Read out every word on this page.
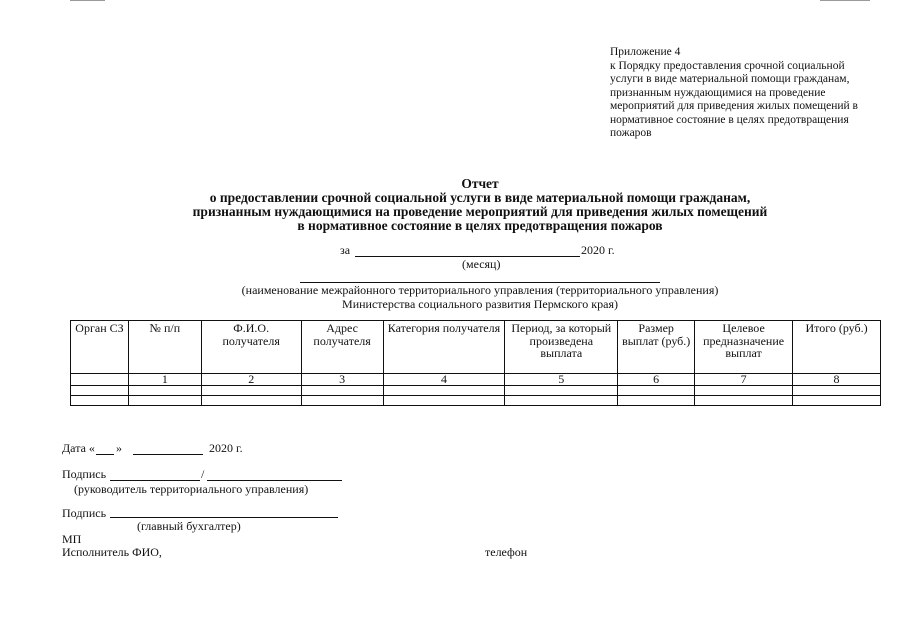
Приложение 4
к Порядку предоставления срочной социальной
услуги в виде материальной помощи гражданам,
признанным нуждающимися на проведение
мероприятий для приведения жилых помещений в
нормативное состояние в целях предотвращения
пожаров
Отчет
о предоставлении срочной социальной услуги в виде материальной помощи гражданам,
признанным нуждающимися на проведение мероприятий для приведения жилых помещений
в нормативное состояние в целях предотвращения пожаров
за	2020 г.
(месяц)
(наименование межрайонного территориального управления (территориального управления)
Министерства социального развития Пермского края)
Орган СЗ	№ п/п	Ф.И.О. получателя	Адрес получателя	Категория получателя	Период, за который произведена выплата	Размер выплат (руб.)	Целевое предназначение выплат	Итого (руб.)
	1	2	3	4	5	6	7	8

Дата « »	2020 г.
Подпись	/
(руководитель территориального управления)
Подпись
(главный бухгалтер)
МП
Исполнитель ФИО,	телефон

**********

◆ What the task requires ◆
From the data above, copy each line where the string "целях" appears.

◆ Answer to this exercise ◆
нормативное состояние в целях предотвращения
в нормативное состояние в целях предотвращения пожаров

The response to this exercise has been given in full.